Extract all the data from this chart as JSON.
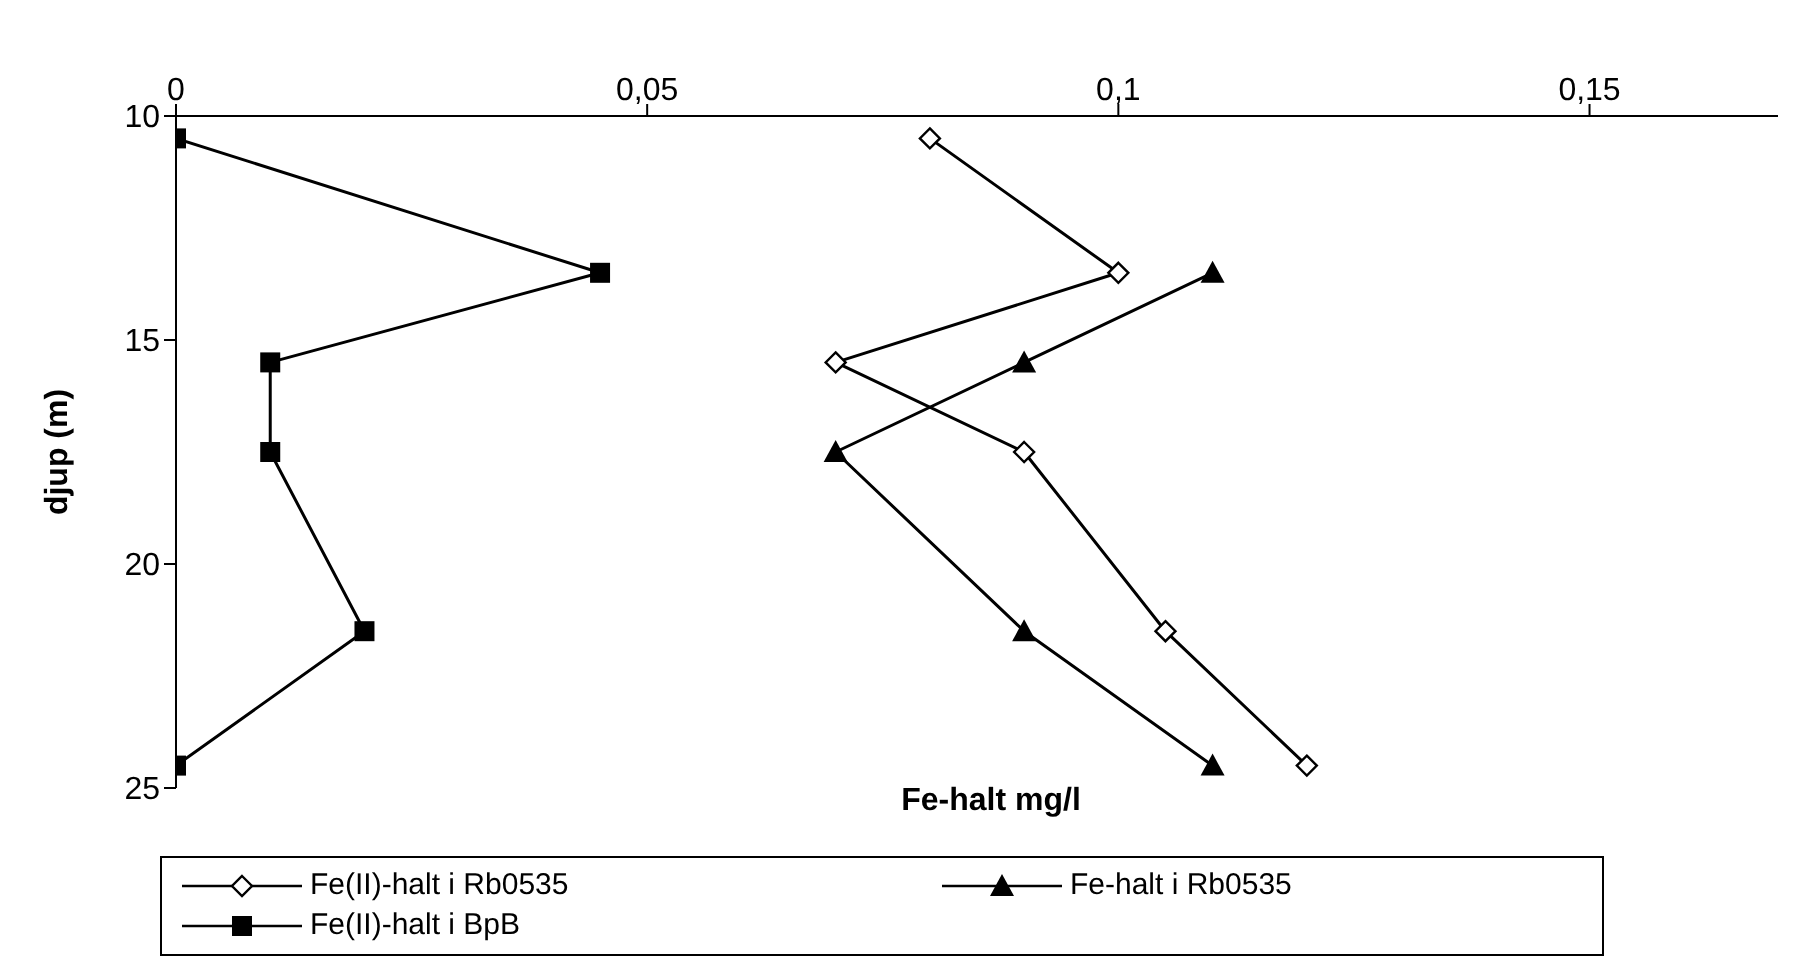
{
  "chart_data": {
    "type": "line",
    "xlabel": "Fe-halt mg/l",
    "ylabel": "djup (m)",
    "xlim": [
      0,
      0.17
    ],
    "xticks": [
      0,
      {
        "value": 0.05,
        "label": "0,05"
      },
      {
        "value": 0.1,
        "label": "0,1"
      },
      {
        "value": 0.15,
        "label": "0,15"
      }
    ],
    "ylim": [
      25,
      10
    ],
    "yticks": [
      10,
      15,
      20,
      25
    ],
    "grid": false,
    "legend": "bottom",
    "series": [
      {
        "name": "Fe(II)-halt i Rb0535",
        "color": "#000000",
        "marker": "diamond",
        "x": [
          0.08,
          0.1,
          0.07,
          0.09,
          0.105,
          0.12
        ],
        "values": [
          10.5,
          13.5,
          15.5,
          17.5,
          21.5,
          24.5
        ]
      },
      {
        "name": "Fe-halt i Rb0535",
        "color": "#000000",
        "marker": "triangle",
        "x": [
          0.11,
          0.09,
          0.07,
          0.09,
          0.11
        ],
        "values": [
          13.5,
          15.5,
          17.5,
          21.5,
          24.5
        ]
      },
      {
        "name": "Fe(II)-halt i BpB",
        "color": "#000000",
        "marker": "square",
        "x": [
          0,
          0.045,
          0.01,
          0.01,
          0.02,
          0
        ],
        "values": [
          10.5,
          13.5,
          15.5,
          17.5,
          21.5,
          24.5
        ]
      }
    ]
  }
}
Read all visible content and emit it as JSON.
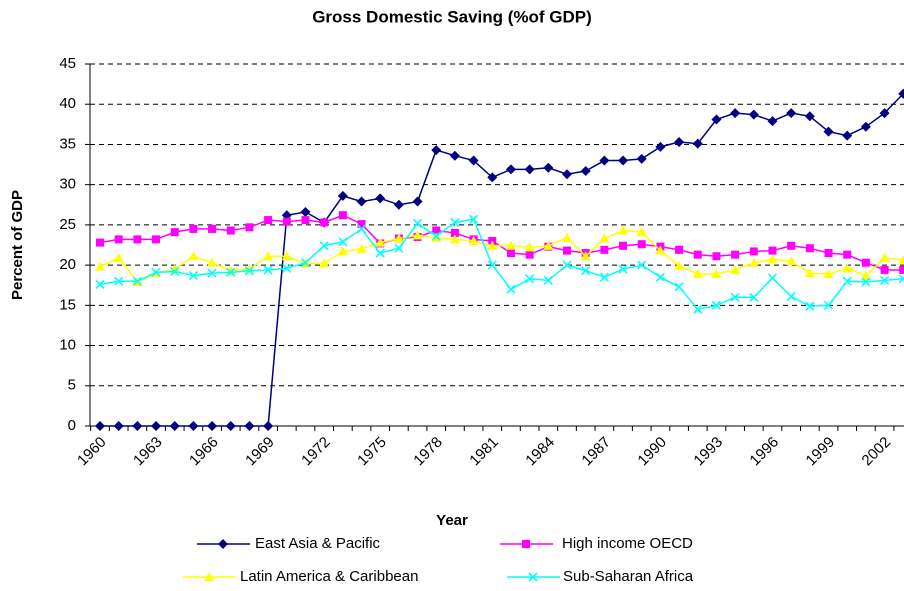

#### What to work on
Verbatim reproduction of every record is required; images are left out.

#### Final answer
Extract all the data from this chart as JSON.
{
  "chart_data": {
    "type": "line",
    "xlabel": "Fe-halt mg/l",
    "ylabel": "djup (m)",
    "xlim": [
      0,
      0.17
    ],
    "xticks": [
      0,
      {
        "value": 0.05,
        "label": "0,05"
      },
      {
        "value": 0.1,
        "label": "0,1"
      },
      {
        "value": 0.15,
        "label": "0,15"
      }
    ],
    "ylim": [
      25,
      10
    ],
    "yticks": [
      10,
      15,
      20,
      25
    ],
    "grid": false,
    "legend": "bottom",
    "series": [
      {
        "name": "Fe(II)-halt i Rb0535",
        "color": "#000000",
        "marker": "diamond",
        "x": [
          0.08,
          0.1,
          0.07,
          0.09,
          0.105,
          0.12
        ],
        "values": [
          10.5,
          13.5,
          15.5,
          17.5,
          21.5,
          24.5
        ]
      },
      {
        "name": "Fe-halt i Rb0535",
        "color": "#000000",
        "marker": "triangle",
        "x": [
          0.11,
          0.09,
          0.07,
          0.09,
          0.11
        ],
        "values": [
          13.5,
          15.5,
          17.5,
          21.5,
          24.5
        ]
      },
      {
        "name": "Fe(II)-halt i BpB",
        "color": "#000000",
        "marker": "square",
        "x": [
          0,
          0.045,
          0.01,
          0.01,
          0.02,
          0
        ],
        "values": [
          10.5,
          13.5,
          15.5,
          17.5,
          21.5,
          24.5
        ]
      }
    ]
  }
}
Read all visible content and emit it as JSON.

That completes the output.